▸ **SHORT TASK**
Convert the lines below into a Markdown table with two columns, Row and Line, numbering each line in order and omitting any blank lines.

▸ **ENTRIES SUPPLIED**
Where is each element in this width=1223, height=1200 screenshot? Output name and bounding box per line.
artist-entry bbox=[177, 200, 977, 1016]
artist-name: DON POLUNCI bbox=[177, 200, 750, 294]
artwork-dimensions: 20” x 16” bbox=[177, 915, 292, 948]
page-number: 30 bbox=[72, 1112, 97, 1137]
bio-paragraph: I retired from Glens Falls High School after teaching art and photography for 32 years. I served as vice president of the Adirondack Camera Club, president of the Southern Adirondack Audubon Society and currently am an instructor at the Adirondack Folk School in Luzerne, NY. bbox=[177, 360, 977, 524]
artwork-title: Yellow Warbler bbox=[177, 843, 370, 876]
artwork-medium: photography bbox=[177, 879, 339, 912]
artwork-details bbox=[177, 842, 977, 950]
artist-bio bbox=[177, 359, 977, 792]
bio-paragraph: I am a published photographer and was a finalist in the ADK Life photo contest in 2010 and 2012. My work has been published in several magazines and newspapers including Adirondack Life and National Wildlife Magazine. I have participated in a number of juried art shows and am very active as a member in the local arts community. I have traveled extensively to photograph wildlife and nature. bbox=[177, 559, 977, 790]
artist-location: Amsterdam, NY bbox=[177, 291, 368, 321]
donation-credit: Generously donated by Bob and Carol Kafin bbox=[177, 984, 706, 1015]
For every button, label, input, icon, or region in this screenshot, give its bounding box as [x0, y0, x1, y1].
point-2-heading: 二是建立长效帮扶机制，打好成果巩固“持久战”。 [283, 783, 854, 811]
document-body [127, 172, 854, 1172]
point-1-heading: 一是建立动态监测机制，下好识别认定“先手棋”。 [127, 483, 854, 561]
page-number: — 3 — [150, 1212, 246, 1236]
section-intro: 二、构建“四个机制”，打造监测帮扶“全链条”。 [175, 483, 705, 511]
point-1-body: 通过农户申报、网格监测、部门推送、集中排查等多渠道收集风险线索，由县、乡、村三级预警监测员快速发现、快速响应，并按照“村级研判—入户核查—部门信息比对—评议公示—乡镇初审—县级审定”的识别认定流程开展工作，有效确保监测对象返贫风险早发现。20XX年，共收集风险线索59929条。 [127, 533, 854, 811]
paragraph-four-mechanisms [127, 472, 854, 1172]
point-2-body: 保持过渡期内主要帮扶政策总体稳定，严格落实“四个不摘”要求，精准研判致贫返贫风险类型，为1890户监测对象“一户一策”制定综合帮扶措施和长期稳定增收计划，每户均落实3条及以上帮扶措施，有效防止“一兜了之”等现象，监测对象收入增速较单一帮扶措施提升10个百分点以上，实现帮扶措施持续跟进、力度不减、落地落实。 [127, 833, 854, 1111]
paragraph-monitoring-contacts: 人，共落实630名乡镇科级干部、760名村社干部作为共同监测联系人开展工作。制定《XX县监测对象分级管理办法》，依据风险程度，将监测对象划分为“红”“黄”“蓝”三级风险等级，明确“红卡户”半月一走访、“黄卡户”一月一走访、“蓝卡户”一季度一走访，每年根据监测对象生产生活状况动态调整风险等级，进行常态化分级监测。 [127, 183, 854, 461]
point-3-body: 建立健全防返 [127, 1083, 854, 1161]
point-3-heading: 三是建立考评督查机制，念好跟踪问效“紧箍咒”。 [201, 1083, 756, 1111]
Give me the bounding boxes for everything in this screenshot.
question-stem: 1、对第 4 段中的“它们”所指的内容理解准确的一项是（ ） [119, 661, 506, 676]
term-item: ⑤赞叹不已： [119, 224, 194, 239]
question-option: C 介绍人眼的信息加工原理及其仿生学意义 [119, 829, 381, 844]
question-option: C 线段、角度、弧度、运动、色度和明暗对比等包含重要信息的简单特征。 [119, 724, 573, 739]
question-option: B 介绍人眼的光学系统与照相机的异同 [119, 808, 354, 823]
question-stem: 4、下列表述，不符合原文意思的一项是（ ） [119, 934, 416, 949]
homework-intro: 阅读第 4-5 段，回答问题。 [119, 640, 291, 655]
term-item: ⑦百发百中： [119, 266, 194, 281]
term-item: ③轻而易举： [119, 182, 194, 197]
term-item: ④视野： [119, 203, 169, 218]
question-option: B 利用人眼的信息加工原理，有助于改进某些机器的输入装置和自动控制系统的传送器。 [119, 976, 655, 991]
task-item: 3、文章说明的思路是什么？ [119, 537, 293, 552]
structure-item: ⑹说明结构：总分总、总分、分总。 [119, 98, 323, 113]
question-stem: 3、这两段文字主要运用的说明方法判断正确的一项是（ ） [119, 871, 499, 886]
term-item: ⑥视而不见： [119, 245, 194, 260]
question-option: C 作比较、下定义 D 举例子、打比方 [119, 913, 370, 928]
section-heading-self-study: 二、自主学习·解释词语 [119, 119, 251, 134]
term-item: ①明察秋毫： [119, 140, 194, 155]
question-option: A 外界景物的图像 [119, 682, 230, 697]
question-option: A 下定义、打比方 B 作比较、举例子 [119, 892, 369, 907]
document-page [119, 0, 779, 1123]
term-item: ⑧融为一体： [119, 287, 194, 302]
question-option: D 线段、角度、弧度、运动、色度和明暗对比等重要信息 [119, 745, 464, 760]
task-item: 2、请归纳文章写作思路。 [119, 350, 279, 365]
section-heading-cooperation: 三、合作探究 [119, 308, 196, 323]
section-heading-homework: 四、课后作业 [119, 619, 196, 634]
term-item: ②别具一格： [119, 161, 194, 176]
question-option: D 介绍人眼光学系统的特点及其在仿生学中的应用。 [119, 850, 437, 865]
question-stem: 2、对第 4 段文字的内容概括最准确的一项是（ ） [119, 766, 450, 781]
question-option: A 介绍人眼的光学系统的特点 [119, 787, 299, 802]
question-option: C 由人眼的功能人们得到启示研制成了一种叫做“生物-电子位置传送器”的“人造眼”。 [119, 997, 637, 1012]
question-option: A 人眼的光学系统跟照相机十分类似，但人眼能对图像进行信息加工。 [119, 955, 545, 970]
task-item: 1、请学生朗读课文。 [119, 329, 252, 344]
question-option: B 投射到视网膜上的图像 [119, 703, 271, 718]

▸ **EXERCISE RESULT**
| Row | Line |
|---|---|
| 1 | Where is each element in this width=1223, height=1200 screenshot? Output name and bounding box per line. |
| 2 | artist-entry bbox=[177, 200, 977, 1016] |
| 3 | artist-name: DON POLUNCI bbox=[177, 200, 750, 294] |
| 4 | artwork-dimensions: 20” x 16” bbox=[177, 915, 292, 948] |
| 5 | page-number: 30 bbox=[72, 1112, 97, 1137] |
| 6 | bio-paragraph: I retired from Glens Falls High School after teaching art and photography for 32 years. I served as vice president of the Adirondack Camera Club, president of the Southern Adirondack Audubon Society and currently am an instructor at the Adirondack Folk School in Luzerne, NY. bbox=[177, 360, 977, 524] |
| 7 | artwork-title: Yellow Warbler bbox=[177, 843, 370, 876] |
| 8 | artwork-medium: photography bbox=[177, 879, 339, 912] |
| 9 | artwork-details bbox=[177, 842, 977, 950] |
| 10 | artist-bio bbox=[177, 359, 977, 792] |
| 11 | bio-paragraph: I am a published photographer and was a finalist in the ADK Life photo contest in 2010 and 2012. My work has been published in several magazines and newspapers including Adirondack Life and National Wildlife Magazine. I have participated in a number of juried art shows and am very active as a member in the local arts community. I have traveled extensively to photograph wildlife and nature. bbox=[177, 559, 977, 790] |
| 12 | artist-location: Amsterdam, NY bbox=[177, 291, 368, 321] |
| 13 | donation-credit: Generously donated by Bob and Carol Kafin bbox=[177, 984, 706, 1015] |
| 14 | For every button, label, input, icon, or region in this screenshot, give its bounding box as [x0, y0, x1, y1]. |
| 15 | point-2-heading: 二是建立长效帮扶机制，打好成果巩固“持久战”。 [283, 783, 854, 811] |
| 16 | document-body [127, 172, 854, 1172] |
| 17 | point-1-heading: 一是建立动态监测机制，下好识别认定“先手棋”。 [127, 483, 854, 561] |
| 18 | page-number: — 3 — [150, 1212, 246, 1236] |
| 19 | section-intro: 二、构建“四个机制”，打造监测帮扶“全链条”。 [175, 483, 705, 511] |
| 20 | point-1-body: 通过农户申报、网格监测、部门推送、集中排查等多渠道收集风险线索，由县、乡、村三级预警监测员快速发现、快速响应，并按照“村级研判—入户核查—部门信息比对—评议公示—乡镇初审—县级审定”的识别认定流程开展工作，有效确保监测对象返贫风险早发现。20XX年，共收集风险线索59929条。 [127, 533, 854, 811] |
| 21 | paragraph-four-mechanisms [127, 472, 854, 1172] |
| 22 | point-2-body: 保持过渡期内主要帮扶政策总体稳定，严格落实“四个不摘”要求，精准研判致贫返贫风险类型，为1890户监测对象“一户一策”制定综合帮扶措施和长期稳定增收计划，每户均落实3条及以上帮扶措施，有效防止“一兜了之”等现象，监测对象收入增速较单一帮扶措施提升10个百分点以上，实现帮扶措施持续跟进、力度不减、落地落实。 [127, 833, 854, 1111] |
| 23 | paragraph-monitoring-contacts: 人，共落实630名乡镇科级干部、760名村社干部作为共同监测联系人开展工作。制定《XX县监测对象分级管理办法》，依据风险程度，将监测对象划分为“红”“黄”“蓝”三级风险等级，明确“红卡户”半月一走访、“黄卡户”一月一走访、“蓝卡户”一季度一走访，每年根据监测对象生产生活状况动态调整风险等级，进行常态化分级监测。 [127, 183, 854, 461] |
| 24 | point-3-body: 建立健全防返 [127, 1083, 854, 1161] |
| 25 | point-3-heading: 三是建立考评督查机制，念好跟踪问效“紧箍咒”。 [201, 1083, 756, 1111] |
| 26 | Give me the bounding boxes for everything in this screenshot. |
| 27 | question-stem: 1、对第 4 段中的“它们”所指的内容理解准确的一项是（ ） [119, 661, 506, 676] |
| 28 | term-item: ⑤赞叹不已： [119, 224, 194, 239] |
| 29 | question-option: C 介绍人眼的信息加工原理及其仿生学意义 [119, 829, 381, 844] |
| 30 | question-option: C 线段、角度、弧度、运动、色度和明暗对比等包含重要信息的简单特征。 [119, 724, 573, 739] |
| 31 | question-option: B 介绍人眼的光学系统与照相机的异同 [119, 808, 354, 823] |
| 32 | question-stem: 4、下列表述，不符合原文意思的一项是（ ） [119, 934, 416, 949] |
| 33 | homework-intro: 阅读第 4-5 段，回答问题。 [119, 640, 291, 655] |
| 34 | term-item: ⑦百发百中： [119, 266, 194, 281] |
| 35 | term-item: ③轻而易举： [119, 182, 194, 197] |
| 36 | term-item: ④视野： [119, 203, 169, 218] |
| 37 | question-option: B 利用人眼的信息加工原理，有助于改进某些机器的输入装置和自动控制系统的传送器。 [119, 976, 655, 991] |
| 38 | task-item: 3、文章说明的思路是什么？ [119, 537, 293, 552] |
| 39 | structure-item: ⑹说明结构：总分总、总分、分总。 [119, 98, 323, 113] |
| 40 | question-stem: 3、这两段文字主要运用的说明方法判断正确的一项是（ ） [119, 871, 499, 886] |
| 41 | term-item: ⑥视而不见： [119, 245, 194, 260] |
| 42 | question-option: C 作比较、下定义 D 举例子、打比方 [119, 913, 370, 928] |
| 43 | section-heading-self-study: 二、自主学习·解释词语 [119, 119, 251, 134] |
| 44 | term-item: ①明察秋毫： [119, 140, 194, 155] |
| 45 | question-option: A 外界景物的图像 [119, 682, 230, 697] |
| 46 | question-option: A 下定义、打比方 B 作比较、举例子 [119, 892, 369, 907] |
| 47 | document-page [119, 0, 779, 1123] |
| 48 | term-item: ⑧融为一体： [119, 287, 194, 302] |
| 49 | question-option: D 线段、角度、弧度、运动、色度和明暗对比等重要信息 [119, 745, 464, 760] |
| 50 | task-item: 2、请归纳文章写作思路。 [119, 350, 279, 365] |
| 51 | section-heading-cooperation: 三、合作探究 [119, 308, 196, 323] |
| 52 | section-heading-homework: 四、课后作业 [119, 619, 196, 634] |
| 53 | term-item: ②别具一格： [119, 161, 194, 176] |
| 54 | question-option: D 介绍人眼光学系统的特点及其在仿生学中的应用。 [119, 850, 437, 865] |
| 55 | question-stem: 2、对第 4 段文字的内容概括最准确的一项是（ ） [119, 766, 450, 781] |
| 56 | question-option: A 介绍人眼的光学系统的特点 [119, 787, 299, 802] |
| 57 | question-option: C 由人眼的功能人们得到启示研制成了一种叫做“生物-电子位置传送器”的“人造眼”。 [119, 997, 637, 1012] |
| 58 | question-option: A 人眼的光学系统跟照相机十分类似，但人眼能对图像进行信息加工。 [119, 955, 545, 970] |
| 59 | task-item: 1、请学生朗读课文。 [119, 329, 252, 344] |
| 60 | question-option: B 投射到视网膜上的图像 [119, 703, 271, 718] |